[Dataset items]
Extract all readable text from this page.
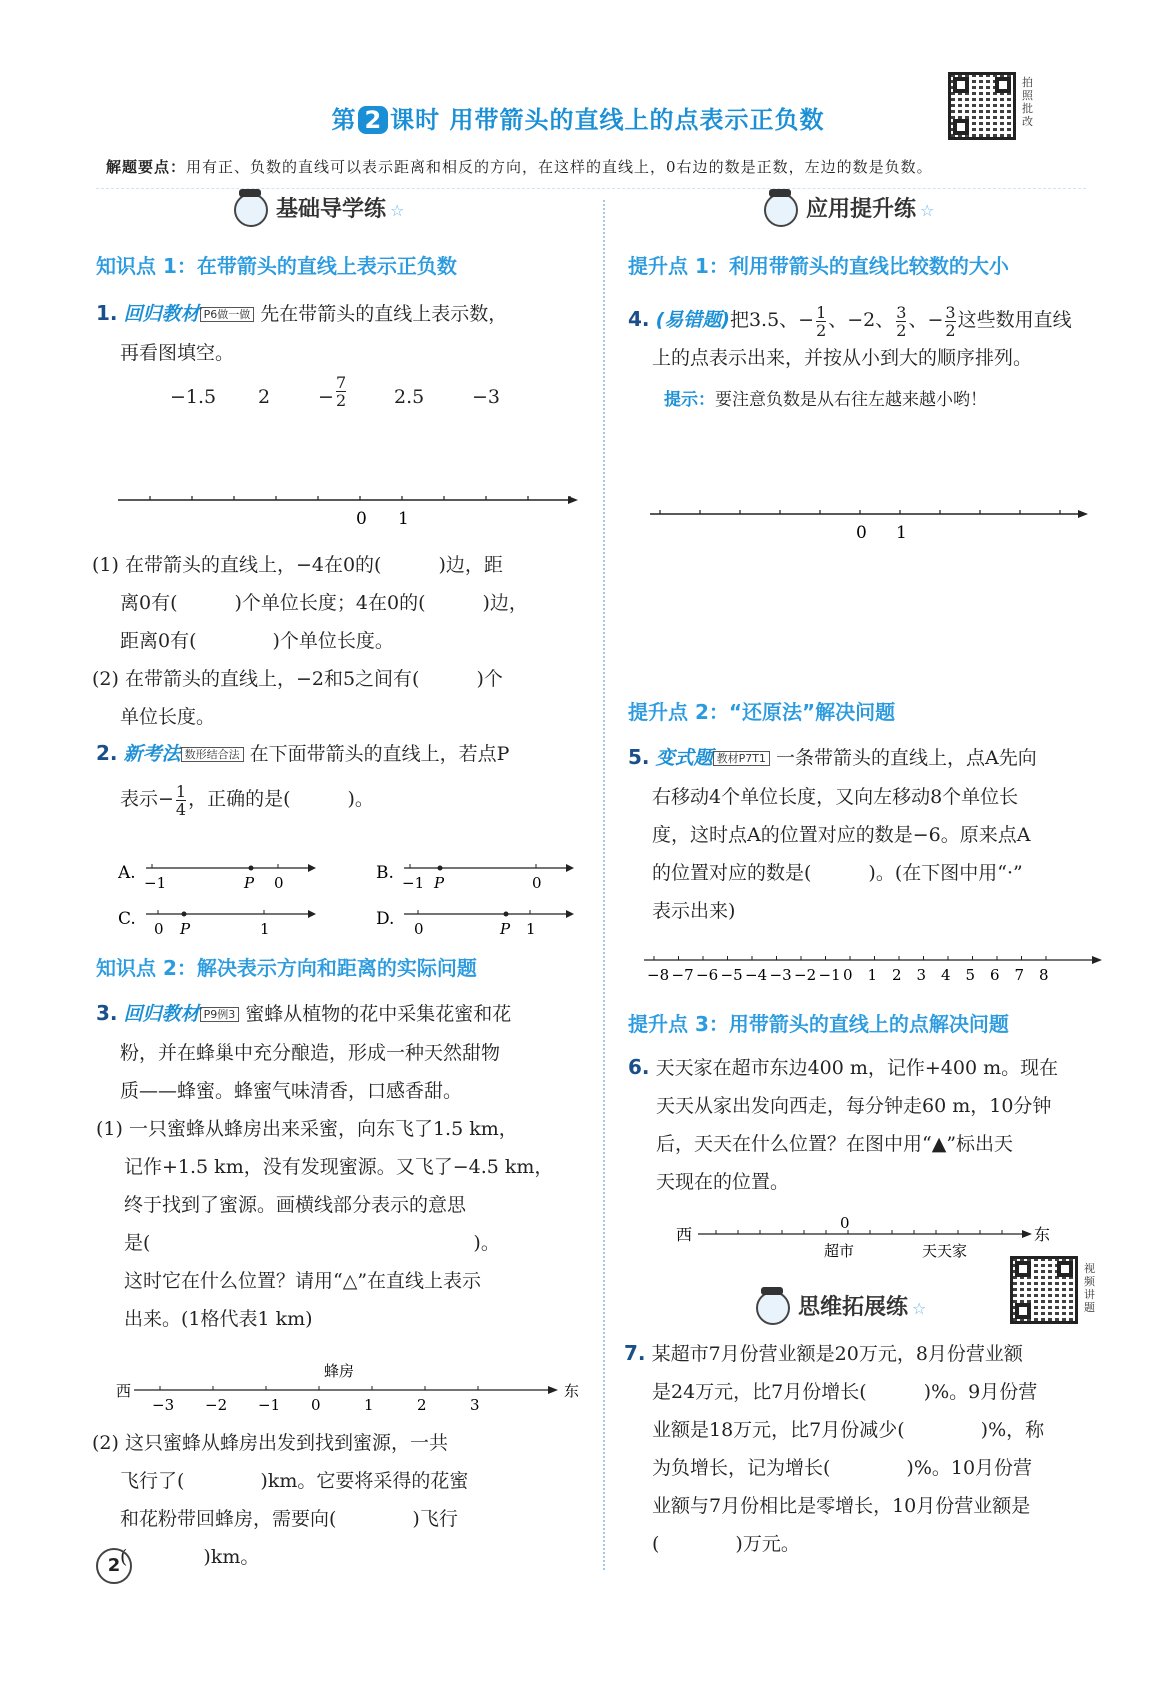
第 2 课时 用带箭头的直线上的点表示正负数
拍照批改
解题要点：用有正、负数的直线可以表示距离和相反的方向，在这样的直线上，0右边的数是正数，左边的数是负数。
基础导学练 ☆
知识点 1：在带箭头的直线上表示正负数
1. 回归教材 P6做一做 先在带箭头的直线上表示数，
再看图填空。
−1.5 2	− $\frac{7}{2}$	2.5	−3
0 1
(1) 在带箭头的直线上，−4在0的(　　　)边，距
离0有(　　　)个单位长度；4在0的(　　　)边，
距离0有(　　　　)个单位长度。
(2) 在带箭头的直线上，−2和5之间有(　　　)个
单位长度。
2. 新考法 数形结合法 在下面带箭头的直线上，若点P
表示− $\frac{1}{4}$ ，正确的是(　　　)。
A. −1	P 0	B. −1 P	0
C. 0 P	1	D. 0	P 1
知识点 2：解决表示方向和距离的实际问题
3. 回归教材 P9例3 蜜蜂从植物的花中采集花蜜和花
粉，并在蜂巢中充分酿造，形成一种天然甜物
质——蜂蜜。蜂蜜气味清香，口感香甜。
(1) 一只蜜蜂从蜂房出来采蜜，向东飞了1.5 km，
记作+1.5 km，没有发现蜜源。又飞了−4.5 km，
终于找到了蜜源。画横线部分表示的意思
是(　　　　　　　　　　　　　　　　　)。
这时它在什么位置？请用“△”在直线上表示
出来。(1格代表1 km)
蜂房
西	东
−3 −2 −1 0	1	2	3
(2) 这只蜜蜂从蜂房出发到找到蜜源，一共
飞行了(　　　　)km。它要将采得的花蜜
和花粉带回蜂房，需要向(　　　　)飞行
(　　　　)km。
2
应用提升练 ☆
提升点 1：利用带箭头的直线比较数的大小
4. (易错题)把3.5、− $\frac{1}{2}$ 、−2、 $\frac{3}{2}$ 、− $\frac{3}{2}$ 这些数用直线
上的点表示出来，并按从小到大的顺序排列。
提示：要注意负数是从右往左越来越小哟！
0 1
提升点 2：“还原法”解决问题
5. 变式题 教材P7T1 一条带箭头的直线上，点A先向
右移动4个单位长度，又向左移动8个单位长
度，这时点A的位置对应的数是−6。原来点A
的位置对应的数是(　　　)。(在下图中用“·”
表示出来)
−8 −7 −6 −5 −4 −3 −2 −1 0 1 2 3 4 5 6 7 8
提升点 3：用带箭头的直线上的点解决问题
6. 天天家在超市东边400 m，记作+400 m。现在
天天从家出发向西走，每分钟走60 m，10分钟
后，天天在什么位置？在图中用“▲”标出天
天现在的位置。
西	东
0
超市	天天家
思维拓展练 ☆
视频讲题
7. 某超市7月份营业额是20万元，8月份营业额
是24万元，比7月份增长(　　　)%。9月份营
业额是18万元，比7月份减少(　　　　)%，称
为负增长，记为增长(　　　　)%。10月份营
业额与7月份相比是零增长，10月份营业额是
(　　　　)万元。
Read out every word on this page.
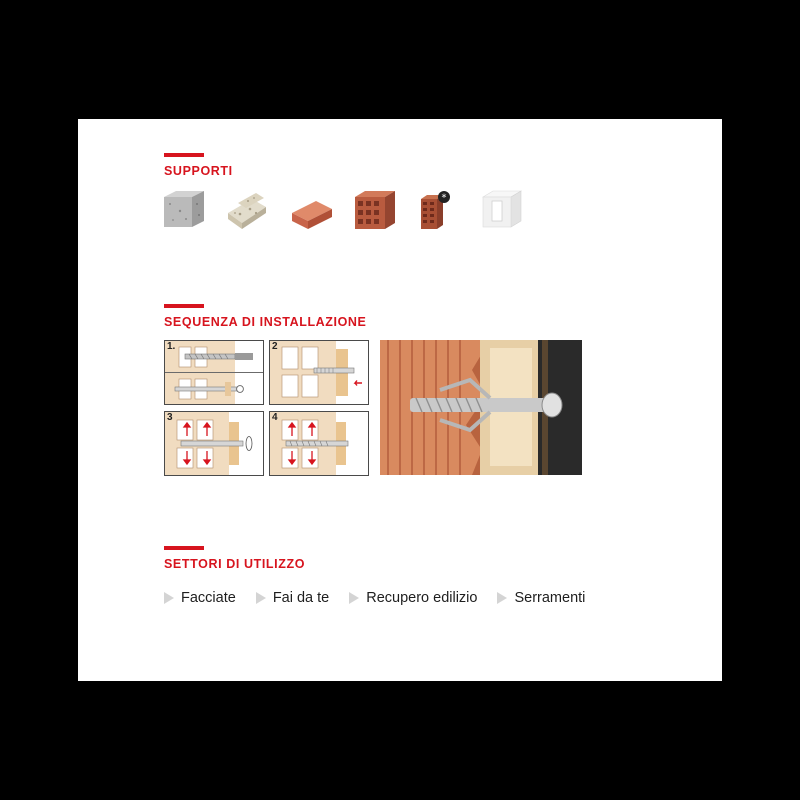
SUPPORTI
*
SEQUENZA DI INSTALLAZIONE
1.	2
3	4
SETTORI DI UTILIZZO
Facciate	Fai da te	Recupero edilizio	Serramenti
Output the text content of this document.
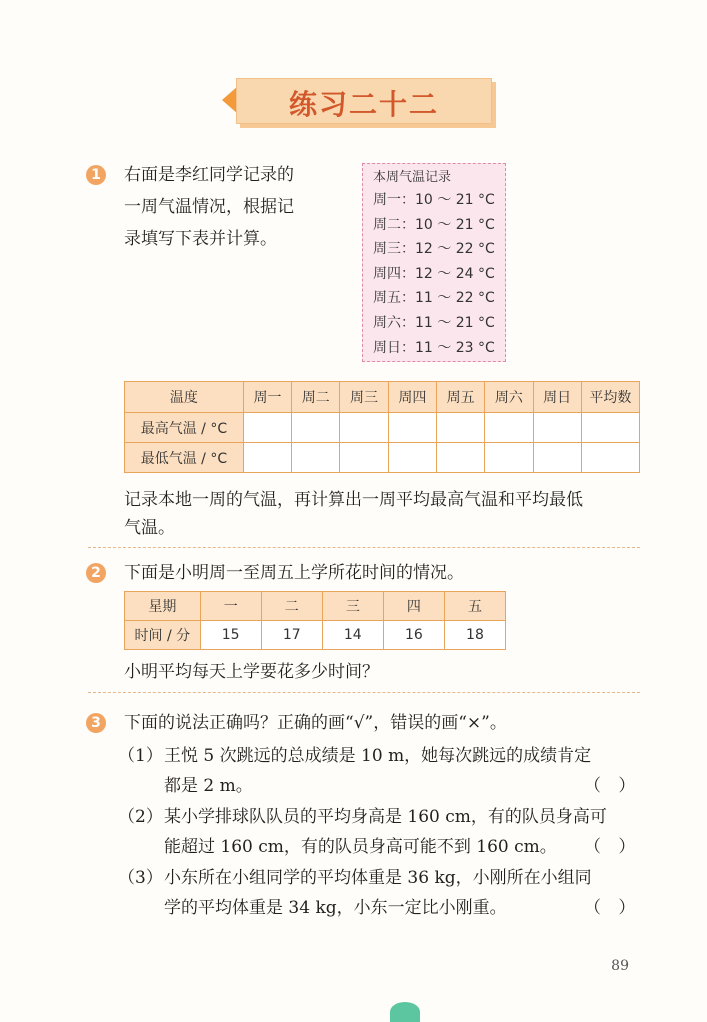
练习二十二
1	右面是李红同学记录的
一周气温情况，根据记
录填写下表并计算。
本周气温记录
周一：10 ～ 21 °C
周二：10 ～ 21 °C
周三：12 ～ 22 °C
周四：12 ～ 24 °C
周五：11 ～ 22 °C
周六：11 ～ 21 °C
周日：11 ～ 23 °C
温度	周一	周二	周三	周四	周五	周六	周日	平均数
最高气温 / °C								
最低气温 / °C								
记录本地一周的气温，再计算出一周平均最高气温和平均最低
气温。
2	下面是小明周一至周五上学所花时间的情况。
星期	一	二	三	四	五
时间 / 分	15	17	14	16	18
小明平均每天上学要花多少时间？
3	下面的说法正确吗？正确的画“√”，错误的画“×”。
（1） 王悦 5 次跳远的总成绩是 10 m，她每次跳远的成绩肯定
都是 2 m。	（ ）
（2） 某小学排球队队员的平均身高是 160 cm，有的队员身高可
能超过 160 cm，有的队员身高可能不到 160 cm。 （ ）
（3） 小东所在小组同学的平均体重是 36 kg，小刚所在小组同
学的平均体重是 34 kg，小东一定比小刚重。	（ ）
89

SET EXERCISE | Restate the entire listing word for word, excluding pictures.

WORKED ANSWER |
Extract all readable text from this page.
第 2 课时 用带箭头的直线上的点表示正负数
拍照批改
解题要点：用有正、负数的直线可以表示距离和相反的方向，在这样的直线上，0右边的数是正数，左边的数是负数。
基础导学练 ☆
知识点 1：在带箭头的直线上表示正负数
1. 回归教材 P6做一做 先在带箭头的直线上表示数，
再看图填空。
−1.5 2	− $\frac{7}{2}$	2.5	−3
0 1
(1) 在带箭头的直线上，−4在0的(　　　)边，距
离0有(　　　)个单位长度；4在0的(　　　)边，
距离0有(　　　　)个单位长度。
(2) 在带箭头的直线上，−2和5之间有(　　　)个
单位长度。
2. 新考法 数形结合法 在下面带箭头的直线上，若点P
表示− $\frac{1}{4}$ ，正确的是(　　　)。
A. −1	P 0	B. −1 P	0
C. 0 P	1	D. 0	P 1
知识点 2：解决表示方向和距离的实际问题
3. 回归教材 P9例3 蜜蜂从植物的花中采集花蜜和花
粉，并在蜂巢中充分酿造，形成一种天然甜物
质——蜂蜜。蜂蜜气味清香，口感香甜。
(1) 一只蜜蜂从蜂房出来采蜜，向东飞了1.5 km，
记作+1.5 km，没有发现蜜源。又飞了−4.5 km，
终于找到了蜜源。画横线部分表示的意思
是(　　　　　　　　　　　　　　　　　)。
这时它在什么位置？请用“△”在直线上表示
出来。(1格代表1 km)
蜂房
西	东
−3 −2 −1 0	1	2	3
(2) 这只蜜蜂从蜂房出发到找到蜜源，一共
飞行了(　　　　)km。它要将采得的花蜜
和花粉带回蜂房，需要向(　　　　)飞行
(　　　　)km。
2
应用提升练 ☆
提升点 1：利用带箭头的直线比较数的大小
4. (易错题)把3.5、− $\frac{1}{2}$ 、−2、 $\frac{3}{2}$ 、− $\frac{3}{2}$ 这些数用直线
上的点表示出来，并按从小到大的顺序排列。
提示：要注意负数是从右往左越来越小哟！
0 1
提升点 2：“还原法”解决问题
5. 变式题 教材P7T1 一条带箭头的直线上，点A先向
右移动4个单位长度，又向左移动8个单位长
度，这时点A的位置对应的数是−6。原来点A
的位置对应的数是(　　　)。(在下图中用“·”
表示出来)
−8 −7 −6 −5 −4 −3 −2 −1 0 1 2 3 4 5 6 7 8
提升点 3：用带箭头的直线上的点解决问题
6. 天天家在超市东边400 m，记作+400 m。现在
天天从家出发向西走，每分钟走60 m，10分钟
后，天天在什么位置？在图中用“▲”标出天
天现在的位置。
西	东
0
超市	天天家
思维拓展练 ☆
视频讲题
7. 某超市7月份营业额是20万元，8月份营业额
是24万元，比7月份增长(　　　)%。9月份营
业额是18万元，比7月份减少(　　　　)%，称
为负增长，记为增长(　　　　)%。10月份营
业额与7月份相比是零增长，10月份营业额是
(　　　　)万元。
Read out every word on this page.
SUPPORTI
*
SEQUENZA DI INSTALLAZIONE
1.	2
3	4
SETTORI DI UTILIZZO
Facciate	Fai da te	Recupero edilizio	Serramenti
Output the text content of this document.
练习二十二
1	右面是李红同学记录的
一周气温情况，根据记
录填写下表并计算。
本周气温记录
周一：10 ～ 21 °C
周二：10 ～ 21 °C
周三：12 ～ 22 °C
周四：12 ～ 24 °C
周五：11 ～ 22 °C
周六：11 ～ 21 °C
周日：11 ～ 23 °C
温度	周一	周二	周三	周四	周五	周六	周日	平均数
最高气温 / °C								
最低气温 / °C								
记录本地一周的气温，再计算出一周平均最高气温和平均最低
气温。
2	下面是小明周一至周五上学所花时间的情况。
星期	一	二	三	四	五
时间 / 分	15	17	14	16	18
小明平均每天上学要花多少时间？
3	下面的说法正确吗？正确的画“√”，错误的画“×”。
（1） 王悦 5 次跳远的总成绩是 10 m，她每次跳远的成绩肯定
都是 2 m。	（ ）
（2） 某小学排球队队员的平均身高是 160 cm，有的队员身高可
能超过 160 cm，有的队员身高可能不到 160 cm。 （ ）
（3） 小东所在小组同学的平均体重是 36 kg，小刚所在小组同
学的平均体重是 34 kg，小东一定比小刚重。	（ ）
89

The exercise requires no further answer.